___ Entries supplied
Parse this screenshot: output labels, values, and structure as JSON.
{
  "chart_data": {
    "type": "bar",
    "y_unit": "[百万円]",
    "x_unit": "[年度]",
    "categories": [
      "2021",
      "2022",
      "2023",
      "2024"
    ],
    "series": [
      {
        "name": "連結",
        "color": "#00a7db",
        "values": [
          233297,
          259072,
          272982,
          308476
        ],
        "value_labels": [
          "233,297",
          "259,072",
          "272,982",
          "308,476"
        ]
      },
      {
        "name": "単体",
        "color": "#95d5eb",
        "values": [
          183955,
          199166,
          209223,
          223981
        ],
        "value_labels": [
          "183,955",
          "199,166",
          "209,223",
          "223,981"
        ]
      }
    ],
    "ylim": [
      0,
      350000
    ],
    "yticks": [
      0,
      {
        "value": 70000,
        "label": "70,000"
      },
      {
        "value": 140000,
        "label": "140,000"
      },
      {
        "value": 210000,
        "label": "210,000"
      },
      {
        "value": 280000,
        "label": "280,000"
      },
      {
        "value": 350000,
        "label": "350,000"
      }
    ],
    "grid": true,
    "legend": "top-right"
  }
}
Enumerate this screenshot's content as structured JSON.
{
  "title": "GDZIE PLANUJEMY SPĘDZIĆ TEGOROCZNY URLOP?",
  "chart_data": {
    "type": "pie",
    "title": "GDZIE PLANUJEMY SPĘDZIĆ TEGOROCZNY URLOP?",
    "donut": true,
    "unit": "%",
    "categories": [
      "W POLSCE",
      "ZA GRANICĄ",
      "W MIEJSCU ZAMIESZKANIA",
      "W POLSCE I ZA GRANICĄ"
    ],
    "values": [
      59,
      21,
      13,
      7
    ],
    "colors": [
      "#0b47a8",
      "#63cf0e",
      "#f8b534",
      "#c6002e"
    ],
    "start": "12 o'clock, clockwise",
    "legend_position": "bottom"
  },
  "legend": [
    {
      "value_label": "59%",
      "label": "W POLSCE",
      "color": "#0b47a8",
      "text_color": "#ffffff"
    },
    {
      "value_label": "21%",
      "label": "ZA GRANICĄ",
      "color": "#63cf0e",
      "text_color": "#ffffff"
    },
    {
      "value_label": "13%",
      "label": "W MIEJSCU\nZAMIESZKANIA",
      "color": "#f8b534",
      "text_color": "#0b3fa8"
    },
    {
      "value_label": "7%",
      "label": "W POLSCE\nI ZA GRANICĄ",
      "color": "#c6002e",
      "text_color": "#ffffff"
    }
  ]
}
______
___ Entries supplied
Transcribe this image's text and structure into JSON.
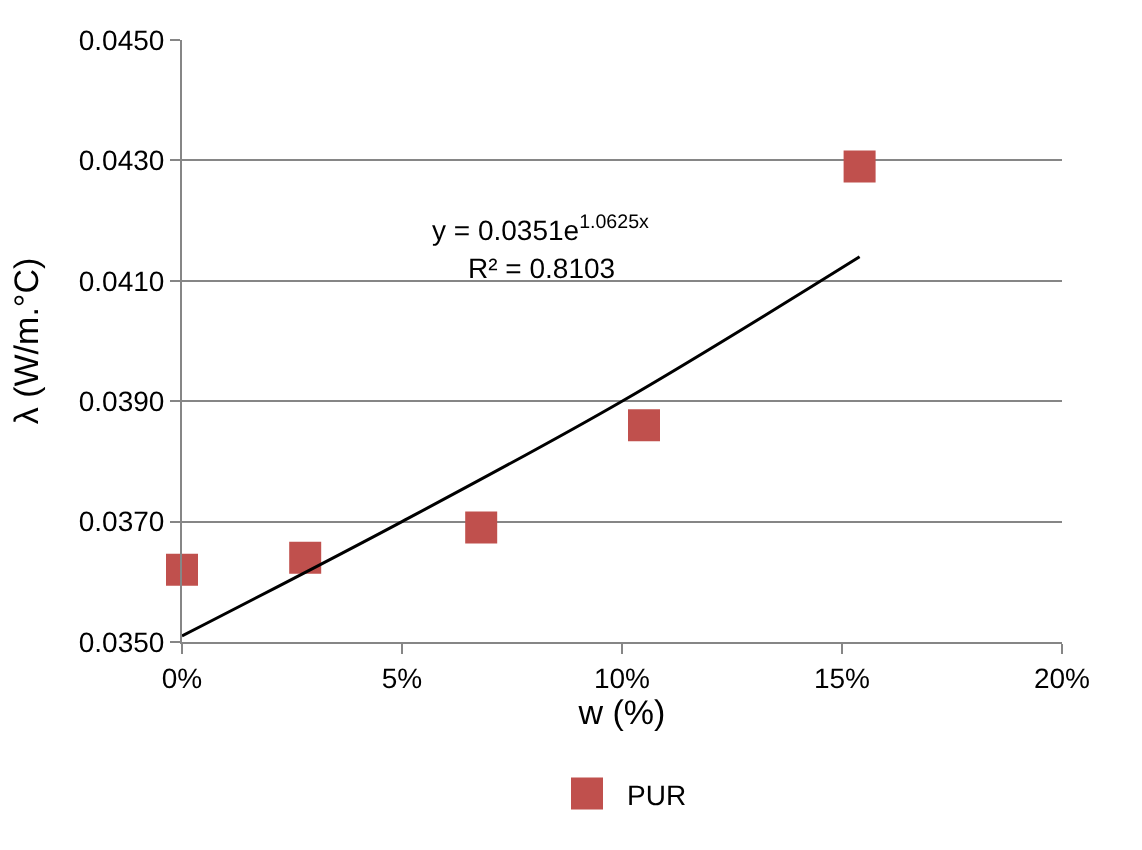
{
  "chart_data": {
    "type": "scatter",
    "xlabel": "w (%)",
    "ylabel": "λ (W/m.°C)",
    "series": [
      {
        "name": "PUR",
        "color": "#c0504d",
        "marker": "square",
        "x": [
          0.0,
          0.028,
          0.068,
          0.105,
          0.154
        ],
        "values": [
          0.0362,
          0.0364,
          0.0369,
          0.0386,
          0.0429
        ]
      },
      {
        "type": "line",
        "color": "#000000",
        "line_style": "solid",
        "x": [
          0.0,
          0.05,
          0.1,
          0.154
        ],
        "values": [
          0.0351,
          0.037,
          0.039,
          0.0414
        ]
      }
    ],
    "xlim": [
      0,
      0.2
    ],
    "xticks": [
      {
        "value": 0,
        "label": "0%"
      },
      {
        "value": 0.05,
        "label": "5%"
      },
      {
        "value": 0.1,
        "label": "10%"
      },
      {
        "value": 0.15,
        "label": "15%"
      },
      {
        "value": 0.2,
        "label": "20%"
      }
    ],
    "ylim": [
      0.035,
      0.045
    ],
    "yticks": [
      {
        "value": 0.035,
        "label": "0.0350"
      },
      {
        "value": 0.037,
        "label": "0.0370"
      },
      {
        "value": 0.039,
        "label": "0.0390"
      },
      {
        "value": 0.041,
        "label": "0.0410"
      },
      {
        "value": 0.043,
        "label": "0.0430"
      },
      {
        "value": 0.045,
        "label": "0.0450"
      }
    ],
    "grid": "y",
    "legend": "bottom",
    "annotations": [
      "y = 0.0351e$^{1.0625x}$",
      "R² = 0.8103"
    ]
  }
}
______
Check each line of the records above for "PLANUJEMY", and copy those that have it.

  "title": "GDZIE PLANUJEMY SPĘDZIĆ TEGOROCZNY URLOP?",
    "title": "GDZIE PLANUJEMY SPĘDZIĆ TEGOROCZNY URLOP?",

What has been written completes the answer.